Output every record below exactly as it appears.

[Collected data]
--------------------------------

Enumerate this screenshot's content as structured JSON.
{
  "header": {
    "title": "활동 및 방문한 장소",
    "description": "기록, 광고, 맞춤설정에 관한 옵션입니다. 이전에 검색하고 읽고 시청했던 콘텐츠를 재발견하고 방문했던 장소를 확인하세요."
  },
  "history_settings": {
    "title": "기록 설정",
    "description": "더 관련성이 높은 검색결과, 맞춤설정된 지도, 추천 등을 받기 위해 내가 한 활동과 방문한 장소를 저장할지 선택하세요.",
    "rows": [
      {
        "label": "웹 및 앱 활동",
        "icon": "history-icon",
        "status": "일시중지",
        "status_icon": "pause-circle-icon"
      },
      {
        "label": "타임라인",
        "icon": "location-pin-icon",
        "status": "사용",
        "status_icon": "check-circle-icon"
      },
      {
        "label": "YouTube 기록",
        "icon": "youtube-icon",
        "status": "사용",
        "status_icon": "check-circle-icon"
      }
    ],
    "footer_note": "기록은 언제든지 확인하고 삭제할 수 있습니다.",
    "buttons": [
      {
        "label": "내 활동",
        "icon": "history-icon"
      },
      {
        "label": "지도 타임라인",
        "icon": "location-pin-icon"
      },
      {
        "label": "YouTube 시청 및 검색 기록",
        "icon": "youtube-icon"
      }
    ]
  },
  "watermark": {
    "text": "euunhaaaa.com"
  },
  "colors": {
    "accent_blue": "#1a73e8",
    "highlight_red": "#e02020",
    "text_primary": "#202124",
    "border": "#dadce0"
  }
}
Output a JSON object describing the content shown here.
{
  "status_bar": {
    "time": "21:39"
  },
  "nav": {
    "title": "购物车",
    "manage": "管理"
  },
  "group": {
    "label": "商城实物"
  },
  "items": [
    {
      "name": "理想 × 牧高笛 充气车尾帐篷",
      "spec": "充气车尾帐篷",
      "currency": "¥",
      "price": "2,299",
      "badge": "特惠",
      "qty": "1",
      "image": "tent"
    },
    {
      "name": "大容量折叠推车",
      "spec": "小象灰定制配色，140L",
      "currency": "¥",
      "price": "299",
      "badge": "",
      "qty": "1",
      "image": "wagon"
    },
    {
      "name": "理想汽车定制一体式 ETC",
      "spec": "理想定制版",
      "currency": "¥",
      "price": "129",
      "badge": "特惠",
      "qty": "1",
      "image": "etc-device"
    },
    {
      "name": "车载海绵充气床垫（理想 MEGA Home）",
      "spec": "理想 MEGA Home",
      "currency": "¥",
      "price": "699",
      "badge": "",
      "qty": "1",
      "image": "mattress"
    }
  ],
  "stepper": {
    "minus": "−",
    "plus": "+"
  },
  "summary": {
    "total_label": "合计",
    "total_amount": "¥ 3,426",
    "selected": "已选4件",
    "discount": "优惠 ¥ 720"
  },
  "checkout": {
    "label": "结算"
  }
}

--------------------------------

_Written reply_.
Enumerate this screenshot's content as structured JSON.
{
  "header": {
    "title": "활동 및 방문한 장소",
    "description": "기록, 광고, 맞춤설정에 관한 옵션입니다. 이전에 검색하고 읽고 시청했던 콘텐츠를 재발견하고 방문했던 장소를 확인하세요."
  },
  "history_settings": {
    "title": "기록 설정",
    "description": "더 관련성이 높은 검색결과, 맞춤설정된 지도, 추천 등을 받기 위해 내가 한 활동과 방문한 장소를 저장할지 선택하세요.",
    "rows": [
      {
        "label": "웹 및 앱 활동",
        "icon": "history-icon",
        "status": "일시중지",
        "status_icon": "pause-circle-icon"
      },
      {
        "label": "타임라인",
        "icon": "location-pin-icon",
        "status": "사용",
        "status_icon": "check-circle-icon"
      },
      {
        "label": "YouTube 기록",
        "icon": "youtube-icon",
        "status": "사용",
        "status_icon": "check-circle-icon"
      }
    ],
    "footer_note": "기록은 언제든지 확인하고 삭제할 수 있습니다.",
    "buttons": [
      {
        "label": "내 활동",
        "icon": "history-icon"
      },
      {
        "label": "지도 타임라인",
        "icon": "location-pin-icon"
      },
      {
        "label": "YouTube 시청 및 검색 기록",
        "icon": "youtube-icon"
      }
    ]
  },
  "watermark": {
    "text": "euunhaaaa.com"
  },
  "colors": {
    "accent_blue": "#1a73e8",
    "highlight_red": "#e02020",
    "text_primary": "#202124",
    "border": "#dadce0"
  }
}
Output a JSON object describing the content shown here.
{
  "status_bar": {
    "time": "21:39"
  },
  "nav": {
    "title": "购物车",
    "manage": "管理"
  },
  "group": {
    "label": "商城实物"
  },
  "items": [
    {
      "name": "理想 × 牧高笛 充气车尾帐篷",
      "spec": "充气车尾帐篷",
      "currency": "¥",
      "price": "2,299",
      "badge": "特惠",
      "qty": "1",
      "image": "tent"
    },
    {
      "name": "大容量折叠推车",
      "spec": "小象灰定制配色，140L",
      "currency": "¥",
      "price": "299",
      "badge": "",
      "qty": "1",
      "image": "wagon"
    },
    {
      "name": "理想汽车定制一体式 ETC",
      "spec": "理想定制版",
      "currency": "¥",
      "price": "129",
      "badge": "特惠",
      "qty": "1",
      "image": "etc-device"
    },
    {
      "name": "车载海绵充气床垫（理想 MEGA Home）",
      "spec": "理想 MEGA Home",
      "currency": "¥",
      "price": "699",
      "badge": "",
      "qty": "1",
      "image": "mattress"
    }
  ],
  "stepper": {
    "minus": "−",
    "plus": "+"
  },
  "summary": {
    "total_label": "合计",
    "total_amount": "¥ 3,426",
    "selected": "已选4件",
    "discount": "优惠 ¥ 720"
  },
  "checkout": {
    "label": "结算"
  }
}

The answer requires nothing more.